### RECORDS PROVIDED

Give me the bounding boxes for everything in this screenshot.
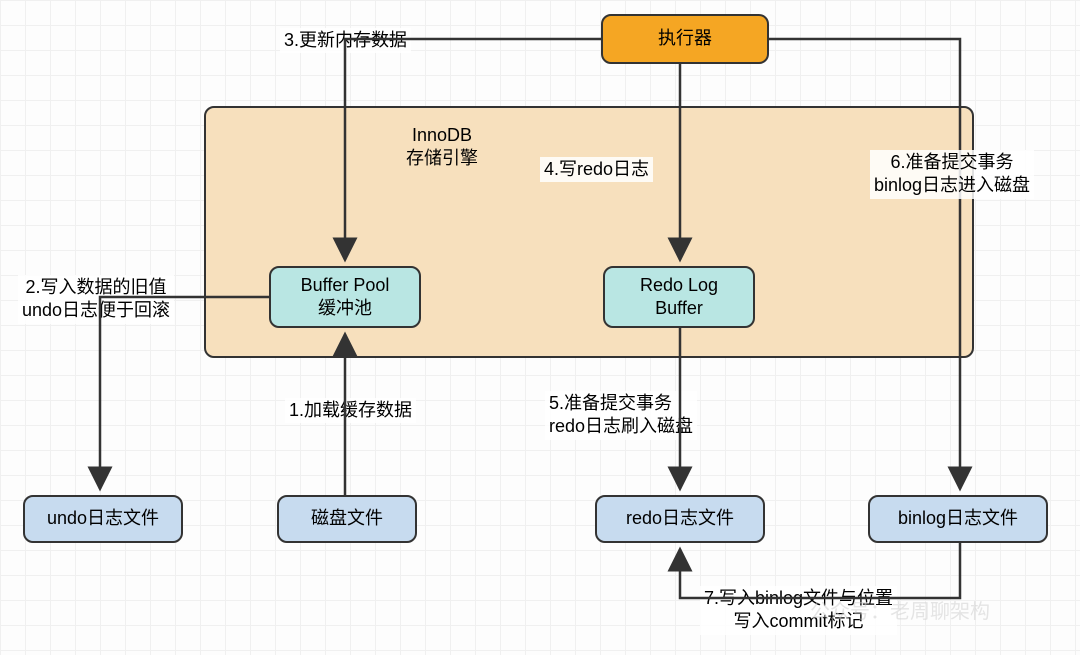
executor-text: 执行器 [658,27,712,50]
innodb-line1: InnoDB [412,125,472,145]
redo-buffer-l2: Buffer [655,297,703,320]
disk-file-box: 磁盘文件 [277,495,417,543]
label-5: 5.准备提交事务 redo日志刷入磁盘 [545,391,697,440]
undo-file-box: undo日志文件 [23,495,183,543]
disk-file-text: 磁盘文件 [311,507,383,530]
binlog-file-box: binlog日志文件 [868,495,1048,543]
executor-box: 执行器 [601,14,769,64]
buffer-pool-l1: Buffer Pool [301,274,390,297]
label-3: 3.更新内存数据 [280,28,411,53]
innodb-line2: 存储引擎 [406,148,478,168]
buffer-pool-l2: 缓冲池 [318,297,372,320]
buffer-pool-box: Buffer Pool 缓冲池 [269,266,421,328]
label-2: 2.写入数据的旧值 undo日志便于回滚 [18,275,174,324]
binlog-file-text: binlog日志文件 [898,507,1018,530]
redo-buffer-box: Redo Log Buffer [603,266,755,328]
label-1: 1.加载缓存数据 [285,398,416,423]
label-6: 6.准备提交事务 binlog日志进入磁盘 [870,150,1034,199]
undo-file-text: undo日志文件 [47,507,159,530]
watermark: 公众号：老周聊架构 [810,595,990,624]
redo-file-text: redo日志文件 [626,507,734,530]
label-4: 4.写redo日志 [540,157,653,182]
redo-file-box: redo日志文件 [595,495,765,543]
redo-buffer-l1: Redo Log [640,274,718,297]
innodb-label: InnoDB 存储引擎 [400,122,484,173]
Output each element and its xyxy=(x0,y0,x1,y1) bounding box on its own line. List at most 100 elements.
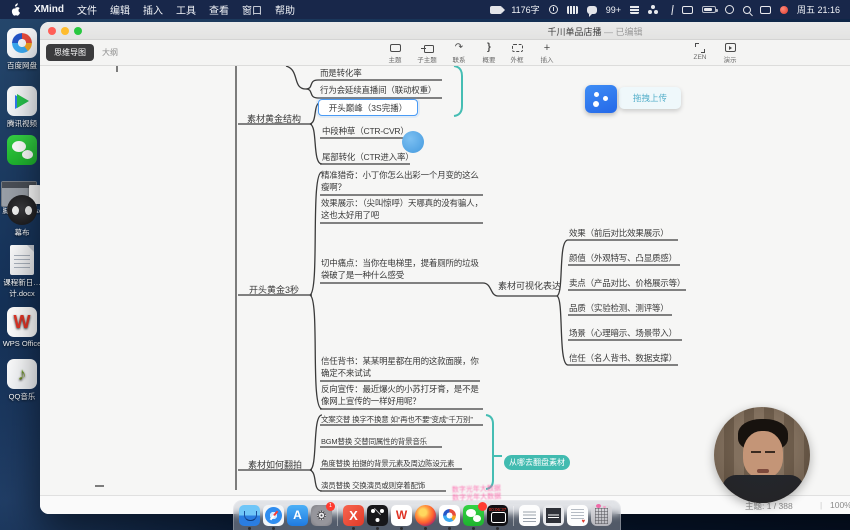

### EXERCISE DETAILS
Copy out, word for word, the lines of the data from the one containing "executor-text: 执行器 [658,27,712,50]" through the end of the data, including both ends. Omit the pictures from your answer.

### REPLY
executor-text: 执行器 [658,27,712,50]
innodb-line1: InnoDB [412,125,472,145]
redo-buffer-l2: Buffer [655,297,703,320]
disk-file-box: 磁盘文件 [277,495,417,543]
label-5: 5.准备提交事务 redo日志刷入磁盘 [545,391,697,440]
undo-file-box: undo日志文件 [23,495,183,543]
disk-file-text: 磁盘文件 [311,507,383,530]
binlog-file-box: binlog日志文件 [868,495,1048,543]
executor-box: 执行器 [601,14,769,64]
buffer-pool-l1: Buffer Pool [301,274,390,297]
label-3: 3.更新内存数据 [280,28,411,53]
innodb-line2: 存储引擎 [406,148,478,168]
buffer-pool-l2: 缓冲池 [318,297,372,320]
buffer-pool-box: Buffer Pool 缓冲池 [269,266,421,328]
label-2: 2.写入数据的旧值 undo日志便于回滚 [18,275,174,324]
binlog-file-text: binlog日志文件 [898,507,1018,530]
redo-buffer-box: Redo Log Buffer [603,266,755,328]
label-1: 1.加载缓存数据 [285,398,416,423]
label-6: 6.准备提交事务 binlog日志进入磁盘 [870,150,1034,199]
undo-file-text: undo日志文件 [47,507,159,530]
watermark: 公众号：老周聊架构 [810,595,990,624]
redo-file-text: redo日志文件 [626,507,734,530]
label-4: 4.写redo日志 [540,157,653,182]
redo-file-box: redo日志文件 [595,495,765,543]
redo-buffer-l1: Redo Log [640,274,718,297]
innodb-label: InnoDB 存储引擎 [400,122,484,173]
Output each element and its xyxy=(x0,y0,x1,y1) bounding box on its own line. List at most 100 elements.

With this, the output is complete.